Task to carry out.
Every record must be repeated exactly; omit any pictures they contain.

Information provided.
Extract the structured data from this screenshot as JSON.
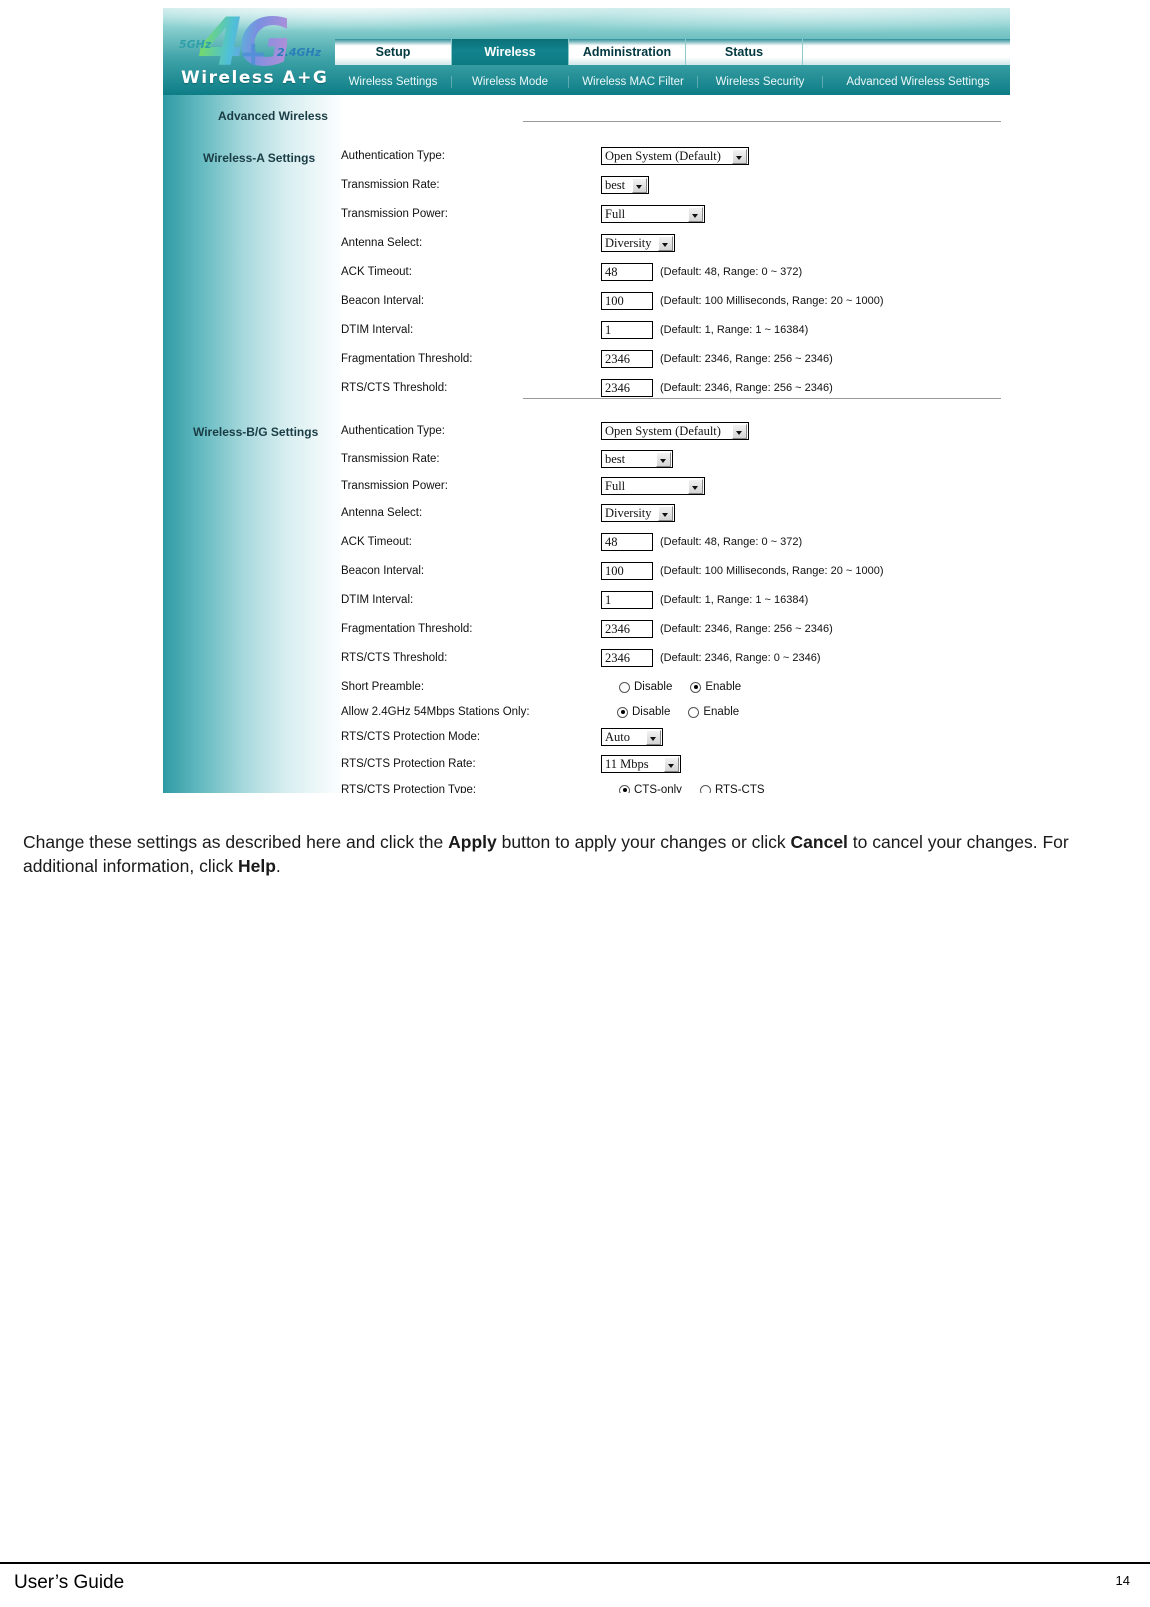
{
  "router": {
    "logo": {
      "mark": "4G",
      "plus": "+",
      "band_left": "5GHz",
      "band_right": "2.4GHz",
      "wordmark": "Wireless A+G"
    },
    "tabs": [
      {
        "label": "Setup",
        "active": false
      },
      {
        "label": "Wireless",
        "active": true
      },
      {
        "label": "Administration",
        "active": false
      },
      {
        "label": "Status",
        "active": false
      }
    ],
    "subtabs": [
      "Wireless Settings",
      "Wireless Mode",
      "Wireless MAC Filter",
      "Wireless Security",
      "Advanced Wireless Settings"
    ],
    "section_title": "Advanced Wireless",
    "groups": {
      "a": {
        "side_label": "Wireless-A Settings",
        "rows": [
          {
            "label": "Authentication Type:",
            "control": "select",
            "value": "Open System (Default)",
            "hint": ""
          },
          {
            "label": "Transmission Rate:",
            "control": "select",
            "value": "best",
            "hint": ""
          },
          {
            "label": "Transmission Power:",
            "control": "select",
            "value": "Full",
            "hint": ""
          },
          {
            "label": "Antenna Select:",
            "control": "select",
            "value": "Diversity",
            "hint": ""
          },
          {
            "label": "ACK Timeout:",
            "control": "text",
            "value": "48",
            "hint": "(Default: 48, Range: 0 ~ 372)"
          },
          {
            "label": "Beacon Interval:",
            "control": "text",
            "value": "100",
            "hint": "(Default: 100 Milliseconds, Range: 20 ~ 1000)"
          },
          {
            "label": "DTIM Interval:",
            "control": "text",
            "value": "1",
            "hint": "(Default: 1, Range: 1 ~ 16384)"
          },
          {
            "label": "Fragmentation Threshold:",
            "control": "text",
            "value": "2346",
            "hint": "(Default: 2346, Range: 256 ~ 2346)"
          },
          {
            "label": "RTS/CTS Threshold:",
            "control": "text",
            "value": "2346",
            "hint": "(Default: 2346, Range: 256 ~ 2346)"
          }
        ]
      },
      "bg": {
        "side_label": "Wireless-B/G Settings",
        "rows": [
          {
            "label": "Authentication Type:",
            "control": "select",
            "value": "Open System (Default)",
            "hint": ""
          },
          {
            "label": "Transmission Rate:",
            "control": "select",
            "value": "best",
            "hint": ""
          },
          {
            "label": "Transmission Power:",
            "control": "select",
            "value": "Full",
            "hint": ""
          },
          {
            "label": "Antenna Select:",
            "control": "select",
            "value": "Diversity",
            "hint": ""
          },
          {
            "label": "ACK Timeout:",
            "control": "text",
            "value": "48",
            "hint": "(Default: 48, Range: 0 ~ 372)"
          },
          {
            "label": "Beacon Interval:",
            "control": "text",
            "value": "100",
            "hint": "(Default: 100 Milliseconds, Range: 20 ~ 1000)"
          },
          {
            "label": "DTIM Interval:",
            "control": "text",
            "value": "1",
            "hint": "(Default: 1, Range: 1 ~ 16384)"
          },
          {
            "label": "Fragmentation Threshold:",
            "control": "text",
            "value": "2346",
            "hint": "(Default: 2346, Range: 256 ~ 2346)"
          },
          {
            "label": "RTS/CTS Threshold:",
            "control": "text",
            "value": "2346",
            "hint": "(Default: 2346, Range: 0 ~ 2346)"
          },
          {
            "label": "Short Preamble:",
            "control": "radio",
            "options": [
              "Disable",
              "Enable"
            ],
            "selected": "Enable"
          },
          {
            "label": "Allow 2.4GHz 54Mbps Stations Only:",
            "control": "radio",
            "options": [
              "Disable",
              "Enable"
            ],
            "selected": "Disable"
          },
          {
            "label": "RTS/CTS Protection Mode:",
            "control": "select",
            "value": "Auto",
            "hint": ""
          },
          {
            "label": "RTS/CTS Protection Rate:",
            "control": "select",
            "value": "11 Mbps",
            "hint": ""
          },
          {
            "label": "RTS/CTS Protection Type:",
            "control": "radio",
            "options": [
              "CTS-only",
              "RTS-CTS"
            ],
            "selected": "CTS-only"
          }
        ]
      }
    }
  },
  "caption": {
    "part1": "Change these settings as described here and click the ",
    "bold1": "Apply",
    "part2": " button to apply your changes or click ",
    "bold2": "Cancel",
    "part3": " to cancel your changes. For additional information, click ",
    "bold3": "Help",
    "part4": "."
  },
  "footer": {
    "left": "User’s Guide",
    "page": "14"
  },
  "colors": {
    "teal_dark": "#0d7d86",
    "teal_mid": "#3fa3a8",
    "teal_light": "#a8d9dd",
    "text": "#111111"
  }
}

Final result.
Extract the structured data from this screenshot as JSON.
{
  "router": {
    "logo": {
      "mark": "4G",
      "plus": "+",
      "band_left": "5GHz",
      "band_right": "2.4GHz",
      "wordmark": "Wireless A+G"
    },
    "tabs": [
      {
        "label": "Setup",
        "active": false
      },
      {
        "label": "Wireless",
        "active": true
      },
      {
        "label": "Administration",
        "active": false
      },
      {
        "label": "Status",
        "active": false
      }
    ],
    "subtabs": [
      "Wireless Settings",
      "Wireless Mode",
      "Wireless MAC Filter",
      "Wireless Security",
      "Advanced Wireless Settings"
    ],
    "section_title": "Advanced Wireless",
    "groups": {
      "a": {
        "side_label": "Wireless-A Settings",
        "rows": [
          {
            "label": "Authentication Type:",
            "control": "select",
            "value": "Open System (Default)",
            "hint": ""
          },
          {
            "label": "Transmission Rate:",
            "control": "select",
            "value": "best",
            "hint": ""
          },
          {
            "label": "Transmission Power:",
            "control": "select",
            "value": "Full",
            "hint": ""
          },
          {
            "label": "Antenna Select:",
            "control": "select",
            "value": "Diversity",
            "hint": ""
          },
          {
            "label": "ACK Timeout:",
            "control": "text",
            "value": "48",
            "hint": "(Default: 48, Range: 0 ~ 372)"
          },
          {
            "label": "Beacon Interval:",
            "control": "text",
            "value": "100",
            "hint": "(Default: 100 Milliseconds, Range: 20 ~ 1000)"
          },
          {
            "label": "DTIM Interval:",
            "control": "text",
            "value": "1",
            "hint": "(Default: 1, Range: 1 ~ 16384)"
          },
          {
            "label": "Fragmentation Threshold:",
            "control": "text",
            "value": "2346",
            "hint": "(Default: 2346, Range: 256 ~ 2346)"
          },
          {
            "label": "RTS/CTS Threshold:",
            "control": "text",
            "value": "2346",
            "hint": "(Default: 2346, Range: 256 ~ 2346)"
          }
        ]
      },
      "bg": {
        "side_label": "Wireless-B/G Settings",
        "rows": [
          {
            "label": "Authentication Type:",
            "control": "select",
            "value": "Open System (Default)",
            "hint": ""
          },
          {
            "label": "Transmission Rate:",
            "control": "select",
            "value": "best",
            "hint": ""
          },
          {
            "label": "Transmission Power:",
            "control": "select",
            "value": "Full",
            "hint": ""
          },
          {
            "label": "Antenna Select:",
            "control": "select",
            "value": "Diversity",
            "hint": ""
          },
          {
            "label": "ACK Timeout:",
            "control": "text",
            "value": "48",
            "hint": "(Default: 48, Range: 0 ~ 372)"
          },
          {
            "label": "Beacon Interval:",
            "control": "text",
            "value": "100",
            "hint": "(Default: 100 Milliseconds, Range: 20 ~ 1000)"
          },
          {
            "label": "DTIM Interval:",
            "control": "text",
            "value": "1",
            "hint": "(Default: 1, Range: 1 ~ 16384)"
          },
          {
            "label": "Fragmentation Threshold:",
            "control": "text",
            "value": "2346",
            "hint": "(Default: 2346, Range: 256 ~ 2346)"
          },
          {
            "label": "RTS/CTS Threshold:",
            "control": "text",
            "value": "2346",
            "hint": "(Default: 2346, Range: 0 ~ 2346)"
          },
          {
            "label": "Short Preamble:",
            "control": "radio",
            "options": [
              "Disable",
              "Enable"
            ],
            "selected": "Enable"
          },
          {
            "label": "Allow 2.4GHz 54Mbps Stations Only:",
            "control": "radio",
            "options": [
              "Disable",
              "Enable"
            ],
            "selected": "Disable"
          },
          {
            "label": "RTS/CTS Protection Mode:",
            "control": "select",
            "value": "Auto",
            "hint": ""
          },
          {
            "label": "RTS/CTS Protection Rate:",
            "control": "select",
            "value": "11 Mbps",
            "hint": ""
          },
          {
            "label": "RTS/CTS Protection Type:",
            "control": "radio",
            "options": [
              "CTS-only",
              "RTS-CTS"
            ],
            "selected": "CTS-only"
          }
        ]
      }
    }
  },
  "caption": {
    "part1": "Change these settings as described here and click the ",
    "bold1": "Apply",
    "part2": " button to apply your changes or click ",
    "bold2": "Cancel",
    "part3": " to cancel your changes. For additional information, click ",
    "bold3": "Help",
    "part4": "."
  },
  "footer": {
    "left": "User’s Guide",
    "page": "14"
  },
  "colors": {
    "teal_dark": "#0d7d86",
    "teal_mid": "#3fa3a8",
    "teal_light": "#a8d9dd",
    "text": "#111111"
  }
}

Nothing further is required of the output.